◆ **TASK INSTRUCTIONS**
Show every line containing "currency" by copying it.

◆ **INFORMATION SUPPLIED**
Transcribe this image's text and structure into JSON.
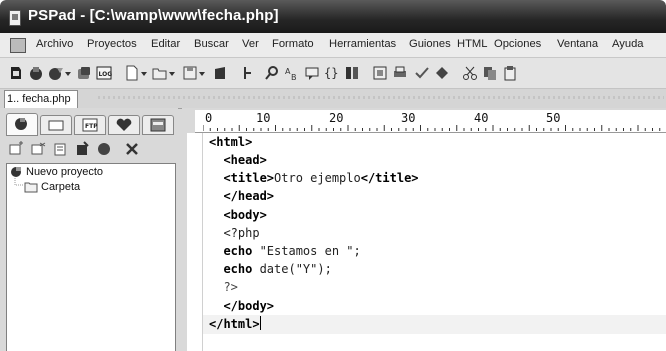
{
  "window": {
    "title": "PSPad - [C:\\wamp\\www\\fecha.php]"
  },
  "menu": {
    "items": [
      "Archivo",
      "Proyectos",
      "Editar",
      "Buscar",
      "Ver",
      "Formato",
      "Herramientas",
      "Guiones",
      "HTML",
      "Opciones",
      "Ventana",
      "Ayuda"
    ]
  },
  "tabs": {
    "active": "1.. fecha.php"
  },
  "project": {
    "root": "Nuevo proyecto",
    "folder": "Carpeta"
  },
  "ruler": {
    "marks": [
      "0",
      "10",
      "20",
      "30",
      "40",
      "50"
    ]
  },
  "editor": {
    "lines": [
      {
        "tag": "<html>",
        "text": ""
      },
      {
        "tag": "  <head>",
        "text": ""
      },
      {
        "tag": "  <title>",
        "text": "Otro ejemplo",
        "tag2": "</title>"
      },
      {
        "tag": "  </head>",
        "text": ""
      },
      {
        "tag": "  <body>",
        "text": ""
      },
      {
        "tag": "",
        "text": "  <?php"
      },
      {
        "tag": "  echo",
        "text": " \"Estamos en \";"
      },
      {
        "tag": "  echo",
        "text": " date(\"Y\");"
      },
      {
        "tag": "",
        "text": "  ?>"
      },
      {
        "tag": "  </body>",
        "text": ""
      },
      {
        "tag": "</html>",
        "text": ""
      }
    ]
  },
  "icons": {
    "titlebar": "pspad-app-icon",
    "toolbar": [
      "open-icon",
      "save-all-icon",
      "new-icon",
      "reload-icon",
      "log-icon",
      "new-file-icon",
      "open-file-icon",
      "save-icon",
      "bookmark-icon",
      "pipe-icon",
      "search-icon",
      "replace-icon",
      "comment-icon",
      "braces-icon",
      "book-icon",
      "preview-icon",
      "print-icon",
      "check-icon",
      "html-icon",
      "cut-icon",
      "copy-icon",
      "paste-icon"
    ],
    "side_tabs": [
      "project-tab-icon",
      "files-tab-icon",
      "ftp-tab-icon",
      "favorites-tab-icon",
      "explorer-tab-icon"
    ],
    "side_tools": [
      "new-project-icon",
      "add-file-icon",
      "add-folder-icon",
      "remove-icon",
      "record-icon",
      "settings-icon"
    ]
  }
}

* * *

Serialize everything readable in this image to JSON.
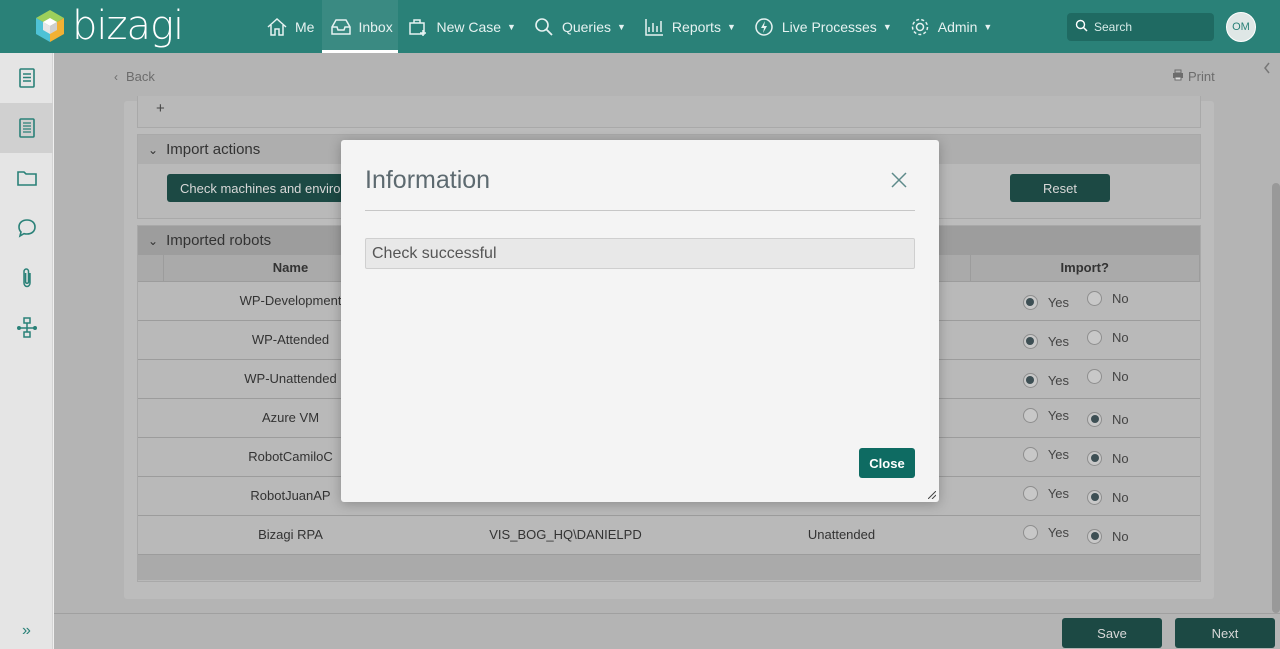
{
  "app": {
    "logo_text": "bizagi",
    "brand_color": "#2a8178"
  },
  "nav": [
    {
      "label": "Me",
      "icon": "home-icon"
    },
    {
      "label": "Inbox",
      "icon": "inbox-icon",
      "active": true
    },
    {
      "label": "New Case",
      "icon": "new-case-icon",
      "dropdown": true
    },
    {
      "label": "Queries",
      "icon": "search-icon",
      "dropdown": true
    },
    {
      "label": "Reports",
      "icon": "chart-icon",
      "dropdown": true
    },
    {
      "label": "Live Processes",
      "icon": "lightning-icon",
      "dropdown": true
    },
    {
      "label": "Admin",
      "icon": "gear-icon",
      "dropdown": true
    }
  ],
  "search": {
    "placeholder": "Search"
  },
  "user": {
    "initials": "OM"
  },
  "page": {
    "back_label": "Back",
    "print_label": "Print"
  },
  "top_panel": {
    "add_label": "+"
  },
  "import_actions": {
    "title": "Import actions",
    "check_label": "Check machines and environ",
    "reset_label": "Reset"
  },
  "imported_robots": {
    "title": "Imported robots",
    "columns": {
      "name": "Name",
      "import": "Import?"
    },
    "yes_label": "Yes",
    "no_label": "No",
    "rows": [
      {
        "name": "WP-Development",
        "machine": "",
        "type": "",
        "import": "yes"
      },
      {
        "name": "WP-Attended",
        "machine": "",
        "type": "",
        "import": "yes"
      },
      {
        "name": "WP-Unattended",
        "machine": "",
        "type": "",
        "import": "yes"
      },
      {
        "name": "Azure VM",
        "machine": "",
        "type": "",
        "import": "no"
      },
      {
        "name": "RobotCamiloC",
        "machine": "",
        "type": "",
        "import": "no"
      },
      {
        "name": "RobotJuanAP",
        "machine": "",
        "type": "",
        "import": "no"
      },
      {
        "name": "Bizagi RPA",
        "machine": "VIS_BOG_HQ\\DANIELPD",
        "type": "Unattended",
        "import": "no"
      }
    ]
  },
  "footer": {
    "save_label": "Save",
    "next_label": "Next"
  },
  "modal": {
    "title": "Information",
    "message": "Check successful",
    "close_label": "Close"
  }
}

...

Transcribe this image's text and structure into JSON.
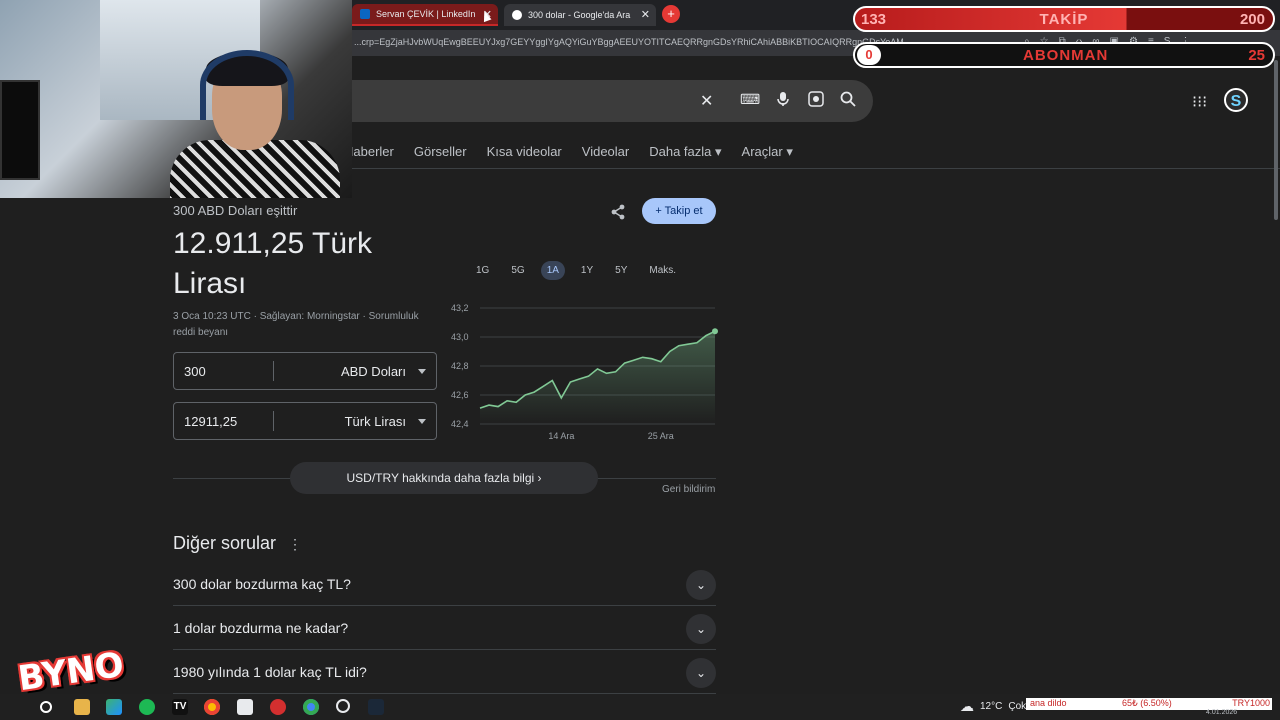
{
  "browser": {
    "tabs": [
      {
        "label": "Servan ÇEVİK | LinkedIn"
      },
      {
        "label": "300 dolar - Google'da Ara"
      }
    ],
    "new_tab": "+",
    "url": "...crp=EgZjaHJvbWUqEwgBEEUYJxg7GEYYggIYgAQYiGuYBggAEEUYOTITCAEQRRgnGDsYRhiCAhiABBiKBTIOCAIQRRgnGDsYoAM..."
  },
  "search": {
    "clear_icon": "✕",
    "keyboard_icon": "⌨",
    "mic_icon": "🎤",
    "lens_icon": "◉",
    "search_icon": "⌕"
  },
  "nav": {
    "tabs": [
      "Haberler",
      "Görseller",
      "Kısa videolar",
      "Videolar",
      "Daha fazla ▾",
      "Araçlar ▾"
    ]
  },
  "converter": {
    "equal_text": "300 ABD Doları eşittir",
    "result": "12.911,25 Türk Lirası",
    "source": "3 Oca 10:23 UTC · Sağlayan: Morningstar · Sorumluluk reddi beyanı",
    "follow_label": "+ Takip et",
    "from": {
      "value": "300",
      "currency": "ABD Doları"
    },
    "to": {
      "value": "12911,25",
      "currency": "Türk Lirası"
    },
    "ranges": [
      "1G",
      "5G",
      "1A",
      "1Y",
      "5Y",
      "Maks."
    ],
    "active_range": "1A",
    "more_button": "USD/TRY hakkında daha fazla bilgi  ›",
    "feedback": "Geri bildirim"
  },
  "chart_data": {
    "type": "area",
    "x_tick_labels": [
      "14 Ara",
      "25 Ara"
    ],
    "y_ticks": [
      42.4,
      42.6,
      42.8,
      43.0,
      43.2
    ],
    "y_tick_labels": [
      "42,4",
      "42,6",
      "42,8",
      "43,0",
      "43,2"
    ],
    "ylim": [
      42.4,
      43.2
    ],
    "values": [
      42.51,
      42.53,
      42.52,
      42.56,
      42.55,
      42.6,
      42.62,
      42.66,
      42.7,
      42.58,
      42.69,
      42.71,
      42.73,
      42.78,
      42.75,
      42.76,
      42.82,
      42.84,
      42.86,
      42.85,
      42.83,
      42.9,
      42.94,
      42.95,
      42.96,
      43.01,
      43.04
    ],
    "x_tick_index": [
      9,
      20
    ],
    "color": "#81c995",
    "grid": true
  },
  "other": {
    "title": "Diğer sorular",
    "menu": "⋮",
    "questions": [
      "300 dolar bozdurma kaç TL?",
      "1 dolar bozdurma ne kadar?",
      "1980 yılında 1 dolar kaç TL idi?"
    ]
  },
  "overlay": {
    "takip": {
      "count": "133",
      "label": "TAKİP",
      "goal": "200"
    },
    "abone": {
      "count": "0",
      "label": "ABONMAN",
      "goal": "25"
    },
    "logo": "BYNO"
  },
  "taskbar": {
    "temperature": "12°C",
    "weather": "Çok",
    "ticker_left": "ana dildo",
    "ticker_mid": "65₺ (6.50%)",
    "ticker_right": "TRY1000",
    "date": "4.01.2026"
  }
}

◆ **WORKED ANSWER**
      "currency": "ABD Doları"
      "currency": "Türk Lirası"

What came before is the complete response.